▶ [Exercise directions]
Return all of the data exactly, with nothing left out but the pictures.

(Collection entries)
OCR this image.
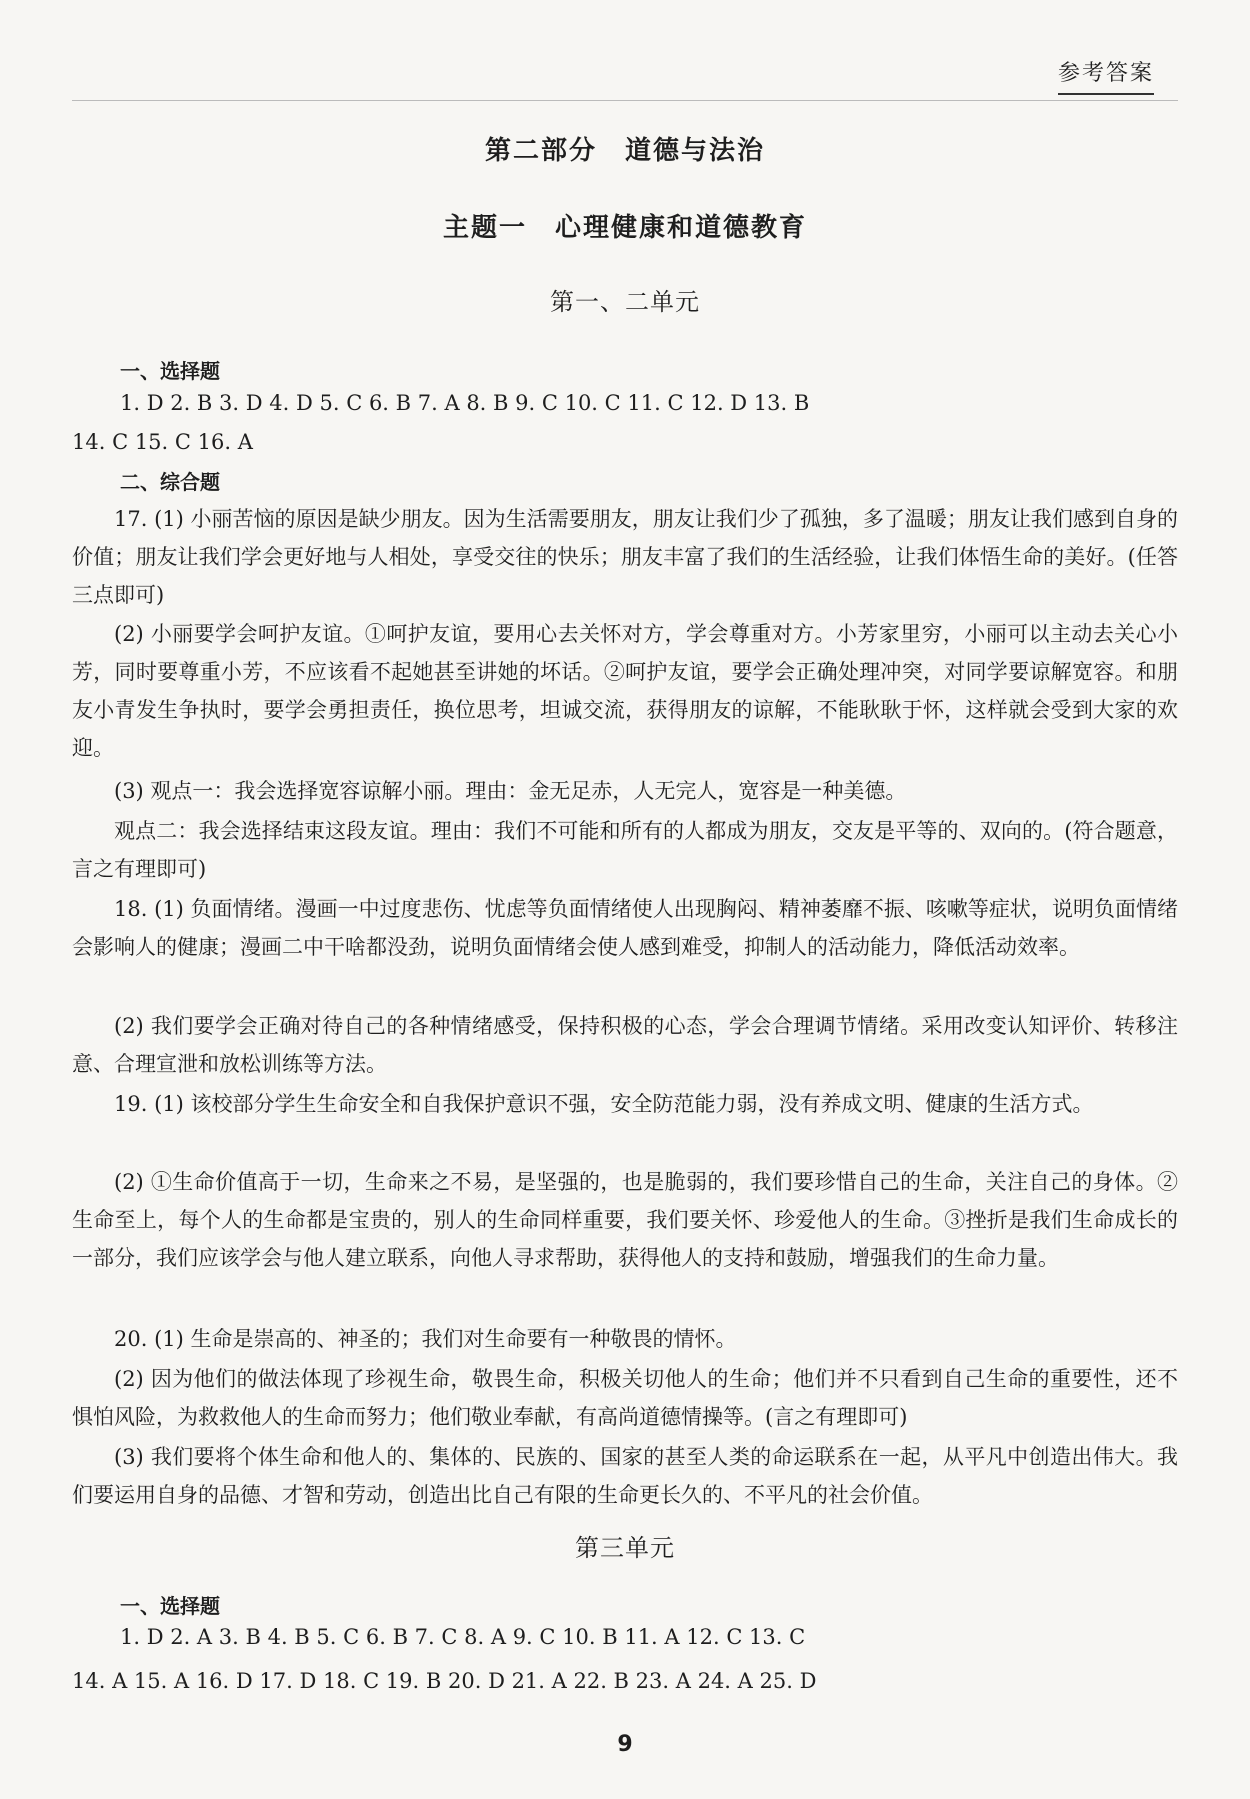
参考答案
第二部分　道德与法治
主题一　心理健康和道德教育
第一、二单元
一、选择题
1. D 2. B 3. D 4. D 5. C 6. B 7. A 8. B 9. C 10. C 11. C 12. D 13. B
14. C 15. C 16. A
二、综合题
17. (1) 小丽苦恼的原因是缺少朋友。因为生活需要朋友，朋友让我们少了孤独，多了温暖；朋友让我们感到自身的价值；朋友让我们学会更好地与人相处，享受交往的快乐；朋友丰富了我们的生活经验，让我们体悟生命的美好。(任答三点即可)
(2) 小丽要学会呵护友谊。①呵护友谊，要用心去关怀对方，学会尊重对方。小芳家里穷，小丽可以主动去关心小芳，同时要尊重小芳，不应该看不起她甚至讲她的坏话。②呵护友谊，要学会正确处理冲突，对同学要谅解宽容。和朋友小青发生争执时，要学会勇担责任，换位思考，坦诚交流，获得朋友的谅解，不能耿耿于怀，这样就会受到大家的欢迎。
(3) 观点一：我会选择宽容谅解小丽。理由：金无足赤，人无完人，宽容是一种美德。
观点二：我会选择结束这段友谊。理由：我们不可能和所有的人都成为朋友，交友是平等的、双向的。(符合题意，言之有理即可)
18. (1) 负面情绪。漫画一中过度悲伤、忧虑等负面情绪使人出现胸闷、精神萎靡不振、咳嗽等症状，说明负面情绪会影响人的健康；漫画二中干啥都没劲，说明负面情绪会使人感到难受，抑制人的活动能力，降低活动效率。
(2) 我们要学会正确对待自己的各种情绪感受，保持积极的心态，学会合理调节情绪。采用改变认知评价、转移注意、合理宣泄和放松训练等方法。
19. (1) 该校部分学生生命安全和自我保护意识不强，安全防范能力弱，没有养成文明、健康的生活方式。
(2) ①生命价值高于一切，生命来之不易，是坚强的，也是脆弱的，我们要珍惜自己的生命，关注自己的身体。②生命至上，每个人的生命都是宝贵的，别人的生命同样重要，我们要关怀、珍爱他人的生命。③挫折是我们生命成长的一部分，我们应该学会与他人建立联系，向他人寻求帮助，获得他人的支持和鼓励，增强我们的生命力量。
20. (1) 生命是崇高的、神圣的；我们对生命要有一种敬畏的情怀。
(2) 因为他们的做法体现了珍视生命，敬畏生命，积极关切他人的生命；他们并不只看到自己生命的重要性，还不惧怕风险，为救救他人的生命而努力；他们敬业奉献，有高尚道德情操等。(言之有理即可)
(3) 我们要将个体生命和他人的、集体的、民族的、国家的甚至人类的命运联系在一起，从平凡中创造出伟大。我们要运用自身的品德、才智和劳动，创造出比自己有限的生命更长久的、不平凡的社会价值。
第三单元
一、选择题
1. D 2. A 3. B 4. B 5. C 6. B 7. C 8. A 9. C 10. B 11. A 12. C 13. C
14. A 15. A 16. D 17. D 18. C 19. B 20. D 21. A 22. B 23. A 24. A 25. D
9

▶ [Task response]
OCR this image.
参考答案
第二部分　道德与法治
主题一　心理健康和道德教育
第一、二单元
一、选择题
1. D 2. B 3. D 4. D 5. C 6. B 7. A 8. B 9. C 10. C 11. C 12. D 13. B
14. C 15. C 16. A
二、综合题
17. (1) 小丽苦恼的原因是缺少朋友。因为生活需要朋友，朋友让我们少了孤独，多了温暖；朋友让我们感到自身的价值；朋友让我们学会更好地与人相处，享受交往的快乐；朋友丰富了我们的生活经验，让我们体悟生命的美好。(任答三点即可)
(2) 小丽要学会呵护友谊。①呵护友谊，要用心去关怀对方，学会尊重对方。小芳家里穷，小丽可以主动去关心小芳，同时要尊重小芳，不应该看不起她甚至讲她的坏话。②呵护友谊，要学会正确处理冲突，对同学要谅解宽容。和朋友小青发生争执时，要学会勇担责任，换位思考，坦诚交流，获得朋友的谅解，不能耿耿于怀，这样就会受到大家的欢迎。
(3) 观点一：我会选择宽容谅解小丽。理由：金无足赤，人无完人，宽容是一种美德。
观点二：我会选择结束这段友谊。理由：我们不可能和所有的人都成为朋友，交友是平等的、双向的。(符合题意，言之有理即可)
18. (1) 负面情绪。漫画一中过度悲伤、忧虑等负面情绪使人出现胸闷、精神萎靡不振、咳嗽等症状，说明负面情绪会影响人的健康；漫画二中干啥都没劲，说明负面情绪会使人感到难受，抑制人的活动能力，降低活动效率。
(2) 我们要学会正确对待自己的各种情绪感受，保持积极的心态，学会合理调节情绪。采用改变认知评价、转移注意、合理宣泄和放松训练等方法。
19. (1) 该校部分学生生命安全和自我保护意识不强，安全防范能力弱，没有养成文明、健康的生活方式。
(2) ①生命价值高于一切，生命来之不易，是坚强的，也是脆弱的，我们要珍惜自己的生命，关注自己的身体。②生命至上，每个人的生命都是宝贵的，别人的生命同样重要，我们要关怀、珍爱他人的生命。③挫折是我们生命成长的一部分，我们应该学会与他人建立联系，向他人寻求帮助，获得他人的支持和鼓励，增强我们的生命力量。
20. (1) 生命是崇高的、神圣的；我们对生命要有一种敬畏的情怀。
(2) 因为他们的做法体现了珍视生命，敬畏生命，积极关切他人的生命；他们并不只看到自己生命的重要性，还不惧怕风险，为救救他人的生命而努力；他们敬业奉献，有高尚道德情操等。(言之有理即可)
(3) 我们要将个体生命和他人的、集体的、民族的、国家的甚至人类的命运联系在一起，从平凡中创造出伟大。我们要运用自身的品德、才智和劳动，创造出比自己有限的生命更长久的、不平凡的社会价值。
第三单元
一、选择题
1. D 2. A 3. B 4. B 5. C 6. B 7. C 8. A 9. C 10. B 11. A 12. C 13. C
14. A 15. A 16. D 17. D 18. C 19. B 20. D 21. A 22. B 23. A 24. A 25. D
9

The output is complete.